### AIM:
In the material below, the lines containing the word "проект" are required; copy each of them.

** START **

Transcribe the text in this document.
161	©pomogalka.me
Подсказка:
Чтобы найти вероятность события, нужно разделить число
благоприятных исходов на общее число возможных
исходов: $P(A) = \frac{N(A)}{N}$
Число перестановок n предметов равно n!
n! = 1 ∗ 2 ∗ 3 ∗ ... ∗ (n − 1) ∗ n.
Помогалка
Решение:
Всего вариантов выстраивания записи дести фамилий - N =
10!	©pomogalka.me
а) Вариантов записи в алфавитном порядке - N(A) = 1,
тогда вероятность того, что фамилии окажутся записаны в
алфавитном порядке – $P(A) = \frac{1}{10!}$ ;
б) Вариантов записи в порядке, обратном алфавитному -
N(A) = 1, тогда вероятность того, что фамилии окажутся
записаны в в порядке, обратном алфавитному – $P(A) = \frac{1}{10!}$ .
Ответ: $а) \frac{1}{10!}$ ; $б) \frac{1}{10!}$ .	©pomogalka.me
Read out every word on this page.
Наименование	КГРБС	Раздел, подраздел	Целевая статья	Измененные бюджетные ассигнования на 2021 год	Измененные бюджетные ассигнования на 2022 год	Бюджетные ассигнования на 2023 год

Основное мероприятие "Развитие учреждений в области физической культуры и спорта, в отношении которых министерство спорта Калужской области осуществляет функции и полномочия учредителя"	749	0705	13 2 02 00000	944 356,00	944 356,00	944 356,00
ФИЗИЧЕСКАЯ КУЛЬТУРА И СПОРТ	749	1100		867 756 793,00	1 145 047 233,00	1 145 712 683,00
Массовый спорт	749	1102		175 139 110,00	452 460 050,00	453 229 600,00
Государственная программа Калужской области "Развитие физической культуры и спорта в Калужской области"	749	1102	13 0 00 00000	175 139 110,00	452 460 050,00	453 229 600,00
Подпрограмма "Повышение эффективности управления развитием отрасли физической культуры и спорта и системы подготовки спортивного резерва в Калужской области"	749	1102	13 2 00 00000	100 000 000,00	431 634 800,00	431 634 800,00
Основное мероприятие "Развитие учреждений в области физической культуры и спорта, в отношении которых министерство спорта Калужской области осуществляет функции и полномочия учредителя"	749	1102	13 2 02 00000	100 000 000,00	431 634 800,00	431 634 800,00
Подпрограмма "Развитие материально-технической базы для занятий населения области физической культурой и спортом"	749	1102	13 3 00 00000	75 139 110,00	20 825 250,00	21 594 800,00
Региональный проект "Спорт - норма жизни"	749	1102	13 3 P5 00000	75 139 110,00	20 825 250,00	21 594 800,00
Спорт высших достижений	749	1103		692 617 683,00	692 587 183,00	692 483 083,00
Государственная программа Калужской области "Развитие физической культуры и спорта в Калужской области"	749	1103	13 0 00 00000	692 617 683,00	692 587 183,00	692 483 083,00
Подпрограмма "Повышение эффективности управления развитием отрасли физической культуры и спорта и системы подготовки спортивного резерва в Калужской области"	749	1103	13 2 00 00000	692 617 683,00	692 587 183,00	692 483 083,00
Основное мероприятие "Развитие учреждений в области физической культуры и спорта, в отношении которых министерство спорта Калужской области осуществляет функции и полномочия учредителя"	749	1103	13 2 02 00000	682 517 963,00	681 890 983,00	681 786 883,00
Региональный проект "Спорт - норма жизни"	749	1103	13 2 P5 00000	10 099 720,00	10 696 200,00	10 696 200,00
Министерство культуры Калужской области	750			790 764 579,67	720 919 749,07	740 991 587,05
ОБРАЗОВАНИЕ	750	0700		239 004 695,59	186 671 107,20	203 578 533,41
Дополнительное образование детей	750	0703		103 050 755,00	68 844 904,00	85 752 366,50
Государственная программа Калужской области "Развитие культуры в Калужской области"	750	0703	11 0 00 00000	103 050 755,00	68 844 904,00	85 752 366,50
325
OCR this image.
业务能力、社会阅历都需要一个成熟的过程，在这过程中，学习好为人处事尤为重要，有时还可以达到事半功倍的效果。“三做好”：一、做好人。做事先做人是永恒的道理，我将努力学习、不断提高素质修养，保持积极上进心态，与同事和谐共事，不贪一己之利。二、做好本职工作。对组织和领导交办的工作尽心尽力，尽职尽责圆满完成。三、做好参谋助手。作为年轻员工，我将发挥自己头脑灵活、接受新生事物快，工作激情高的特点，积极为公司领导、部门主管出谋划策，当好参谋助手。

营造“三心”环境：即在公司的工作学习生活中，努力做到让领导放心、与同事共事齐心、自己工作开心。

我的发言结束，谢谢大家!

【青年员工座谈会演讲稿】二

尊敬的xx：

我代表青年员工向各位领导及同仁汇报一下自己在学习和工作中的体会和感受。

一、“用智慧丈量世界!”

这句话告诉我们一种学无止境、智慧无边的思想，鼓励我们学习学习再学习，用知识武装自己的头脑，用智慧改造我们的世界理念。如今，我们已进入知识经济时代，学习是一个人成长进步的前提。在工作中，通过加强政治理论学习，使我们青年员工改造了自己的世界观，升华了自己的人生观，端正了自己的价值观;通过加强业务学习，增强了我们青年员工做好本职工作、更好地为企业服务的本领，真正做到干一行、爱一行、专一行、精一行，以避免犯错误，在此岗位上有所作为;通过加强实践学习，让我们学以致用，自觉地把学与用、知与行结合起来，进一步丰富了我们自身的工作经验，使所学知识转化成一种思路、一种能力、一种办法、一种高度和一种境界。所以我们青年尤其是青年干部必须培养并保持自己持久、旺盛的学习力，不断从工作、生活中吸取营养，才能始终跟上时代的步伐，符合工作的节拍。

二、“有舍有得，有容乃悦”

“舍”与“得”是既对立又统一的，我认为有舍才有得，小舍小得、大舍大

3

** END **

### WRITTEN ANSWER:
Региональный проект "Спорт - норма жизни"	749	1102	13 3 P5 00000	75 139 110,00	20 825 250,00	21 594 800,00
Региональный проект "Спорт - норма жизни"	749	1103	13 2 P5 00000	10 099 720,00	10 696 200,00	10 696 200,00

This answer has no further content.